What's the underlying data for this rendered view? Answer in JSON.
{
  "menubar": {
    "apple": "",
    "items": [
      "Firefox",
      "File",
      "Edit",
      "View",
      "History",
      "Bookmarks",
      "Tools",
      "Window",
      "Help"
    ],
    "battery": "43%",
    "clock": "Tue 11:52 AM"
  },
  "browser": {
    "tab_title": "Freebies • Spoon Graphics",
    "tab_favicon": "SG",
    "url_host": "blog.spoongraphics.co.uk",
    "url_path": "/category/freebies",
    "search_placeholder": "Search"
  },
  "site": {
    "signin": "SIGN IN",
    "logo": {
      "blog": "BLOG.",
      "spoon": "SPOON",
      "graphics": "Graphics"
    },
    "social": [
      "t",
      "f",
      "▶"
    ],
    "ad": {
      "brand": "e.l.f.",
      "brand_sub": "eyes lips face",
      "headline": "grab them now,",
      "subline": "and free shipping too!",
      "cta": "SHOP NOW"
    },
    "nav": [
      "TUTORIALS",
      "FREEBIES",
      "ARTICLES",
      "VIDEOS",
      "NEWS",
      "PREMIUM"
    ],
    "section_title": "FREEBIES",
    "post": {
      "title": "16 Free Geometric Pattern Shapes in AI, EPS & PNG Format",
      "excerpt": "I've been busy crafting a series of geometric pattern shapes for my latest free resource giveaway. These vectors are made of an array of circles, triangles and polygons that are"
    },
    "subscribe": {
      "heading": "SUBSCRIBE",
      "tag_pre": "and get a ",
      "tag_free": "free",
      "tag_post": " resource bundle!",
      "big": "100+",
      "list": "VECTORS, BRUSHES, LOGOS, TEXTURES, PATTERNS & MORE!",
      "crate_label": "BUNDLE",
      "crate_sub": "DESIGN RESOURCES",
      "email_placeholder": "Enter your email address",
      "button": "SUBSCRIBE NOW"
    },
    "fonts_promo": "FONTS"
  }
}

**The problem**
Return every record above exactly as it appears.

**The response**
What's the underlying data for this rendered view? Answer in JSON.
{
  "menubar": {
    "apple": "",
    "items": [
      "Firefox",
      "File",
      "Edit",
      "View",
      "History",
      "Bookmarks",
      "Tools",
      "Window",
      "Help"
    ],
    "battery": "43%",
    "clock": "Tue 11:52 AM"
  },
  "browser": {
    "tab_title": "Freebies • Spoon Graphics",
    "tab_favicon": "SG",
    "url_host": "blog.spoongraphics.co.uk",
    "url_path": "/category/freebies",
    "search_placeholder": "Search"
  },
  "site": {
    "signin": "SIGN IN",
    "logo": {
      "blog": "BLOG.",
      "spoon": "SPOON",
      "graphics": "Graphics"
    },
    "social": [
      "t",
      "f",
      "▶"
    ],
    "ad": {
      "brand": "e.l.f.",
      "brand_sub": "eyes lips face",
      "headline": "grab them now,",
      "subline": "and free shipping too!",
      "cta": "SHOP NOW"
    },
    "nav": [
      "TUTORIALS",
      "FREEBIES",
      "ARTICLES",
      "VIDEOS",
      "NEWS",
      "PREMIUM"
    ],
    "section_title": "FREEBIES",
    "post": {
      "title": "16 Free Geometric Pattern Shapes in AI, EPS & PNG Format",
      "excerpt": "I've been busy crafting a series of geometric pattern shapes for my latest free resource giveaway. These vectors are made of an array of circles, triangles and polygons that are"
    },
    "subscribe": {
      "heading": "SUBSCRIBE",
      "tag_pre": "and get a ",
      "tag_free": "free",
      "tag_post": " resource bundle!",
      "big": "100+",
      "list": "VECTORS, BRUSHES, LOGOS, TEXTURES, PATTERNS & MORE!",
      "crate_label": "BUNDLE",
      "crate_sub": "DESIGN RESOURCES",
      "email_placeholder": "Enter your email address",
      "button": "SUBSCRIBE NOW"
    },
    "fonts_promo": "FONTS"
  }
}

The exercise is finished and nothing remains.